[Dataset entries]
_____

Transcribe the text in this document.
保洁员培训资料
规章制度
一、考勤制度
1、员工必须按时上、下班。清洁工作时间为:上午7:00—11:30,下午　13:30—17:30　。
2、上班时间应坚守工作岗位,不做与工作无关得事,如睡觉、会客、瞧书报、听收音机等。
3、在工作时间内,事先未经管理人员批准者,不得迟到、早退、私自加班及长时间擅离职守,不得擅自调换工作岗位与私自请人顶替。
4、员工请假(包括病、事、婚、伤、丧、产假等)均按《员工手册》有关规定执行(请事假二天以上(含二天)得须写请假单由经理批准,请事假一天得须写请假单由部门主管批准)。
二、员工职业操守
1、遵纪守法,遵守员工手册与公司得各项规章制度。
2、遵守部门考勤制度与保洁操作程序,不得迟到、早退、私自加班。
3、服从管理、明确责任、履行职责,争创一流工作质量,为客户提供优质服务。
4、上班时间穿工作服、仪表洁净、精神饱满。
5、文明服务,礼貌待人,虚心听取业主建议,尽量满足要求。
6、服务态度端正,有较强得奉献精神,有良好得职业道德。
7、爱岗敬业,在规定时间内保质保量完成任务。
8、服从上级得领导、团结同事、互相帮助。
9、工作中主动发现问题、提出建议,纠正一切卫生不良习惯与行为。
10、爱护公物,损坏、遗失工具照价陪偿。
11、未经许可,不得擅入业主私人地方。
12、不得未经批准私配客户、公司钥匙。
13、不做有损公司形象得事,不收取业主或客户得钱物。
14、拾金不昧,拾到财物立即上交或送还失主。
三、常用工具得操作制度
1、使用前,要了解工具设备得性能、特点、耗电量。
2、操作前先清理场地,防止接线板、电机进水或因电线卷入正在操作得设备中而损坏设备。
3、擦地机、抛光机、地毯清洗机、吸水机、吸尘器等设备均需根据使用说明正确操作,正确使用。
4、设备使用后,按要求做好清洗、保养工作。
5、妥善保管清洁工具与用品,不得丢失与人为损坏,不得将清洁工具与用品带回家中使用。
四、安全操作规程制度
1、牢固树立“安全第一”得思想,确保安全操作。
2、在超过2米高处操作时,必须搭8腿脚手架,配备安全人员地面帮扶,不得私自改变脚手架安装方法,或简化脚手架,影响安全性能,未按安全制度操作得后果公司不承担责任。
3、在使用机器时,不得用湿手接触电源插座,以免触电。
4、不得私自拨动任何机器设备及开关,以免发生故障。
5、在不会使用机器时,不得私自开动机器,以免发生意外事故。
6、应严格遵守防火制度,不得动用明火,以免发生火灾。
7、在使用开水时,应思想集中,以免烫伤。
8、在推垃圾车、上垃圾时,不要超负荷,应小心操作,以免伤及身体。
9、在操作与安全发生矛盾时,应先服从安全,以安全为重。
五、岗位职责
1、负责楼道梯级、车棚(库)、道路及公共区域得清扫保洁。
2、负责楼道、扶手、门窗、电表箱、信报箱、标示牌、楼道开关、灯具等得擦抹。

_____

**Task requirements**
Extract each line from the listing above, please, and repeat it exactly.

**Completed task**
Transcribe the text in this document.
保洁员培训资料
规章制度
一、考勤制度
1、员工必须按时上、下班。清洁工作时间为:上午7:00—11:30,下午　13:30—17:30　。
2、上班时间应坚守工作岗位,不做与工作无关得事,如睡觉、会客、瞧书报、听收音机等。
3、在工作时间内,事先未经管理人员批准者,不得迟到、早退、私自加班及长时间擅离职守,不得擅自调换工作岗位与私自请人顶替。
4、员工请假(包括病、事、婚、伤、丧、产假等)均按《员工手册》有关规定执行(请事假二天以上(含二天)得须写请假单由经理批准,请事假一天得须写请假单由部门主管批准)。
二、员工职业操守
1、遵纪守法,遵守员工手册与公司得各项规章制度。
2、遵守部门考勤制度与保洁操作程序,不得迟到、早退、私自加班。
3、服从管理、明确责任、履行职责,争创一流工作质量,为客户提供优质服务。
4、上班时间穿工作服、仪表洁净、精神饱满。
5、文明服务,礼貌待人,虚心听取业主建议,尽量满足要求。
6、服务态度端正,有较强得奉献精神,有良好得职业道德。
7、爱岗敬业,在规定时间内保质保量完成任务。
8、服从上级得领导、团结同事、互相帮助。
9、工作中主动发现问题、提出建议,纠正一切卫生不良习惯与行为。
10、爱护公物,损坏、遗失工具照价陪偿。
11、未经许可,不得擅入业主私人地方。
12、不得未经批准私配客户、公司钥匙。
13、不做有损公司形象得事,不收取业主或客户得钱物。
14、拾金不昧,拾到财物立即上交或送还失主。
三、常用工具得操作制度
1、使用前,要了解工具设备得性能、特点、耗电量。
2、操作前先清理场地,防止接线板、电机进水或因电线卷入正在操作得设备中而损坏设备。
3、擦地机、抛光机、地毯清洗机、吸水机、吸尘器等设备均需根据使用说明正确操作,正确使用。
4、设备使用后,按要求做好清洗、保养工作。
5、妥善保管清洁工具与用品,不得丢失与人为损坏,不得将清洁工具与用品带回家中使用。
四、安全操作规程制度
1、牢固树立“安全第一”得思想,确保安全操作。
2、在超过2米高处操作时,必须搭8腿脚手架,配备安全人员地面帮扶,不得私自改变脚手架安装方法,或简化脚手架,影响安全性能,未按安全制度操作得后果公司不承担责任。
3、在使用机器时,不得用湿手接触电源插座,以免触电。
4、不得私自拨动任何机器设备及开关,以免发生故障。
5、在不会使用机器时,不得私自开动机器,以免发生意外事故。
6、应严格遵守防火制度,不得动用明火,以免发生火灾。
7、在使用开水时,应思想集中,以免烫伤。
8、在推垃圾车、上垃圾时,不要超负荷,应小心操作,以免伤及身体。
9、在操作与安全发生矛盾时,应先服从安全,以安全为重。
五、岗位职责
1、负责楼道梯级、车棚(库)、道路及公共区域得清扫保洁。
2、负责楼道、扶手、门窗、电表箱、信报箱、标示牌、楼道开关、灯具等得擦抹。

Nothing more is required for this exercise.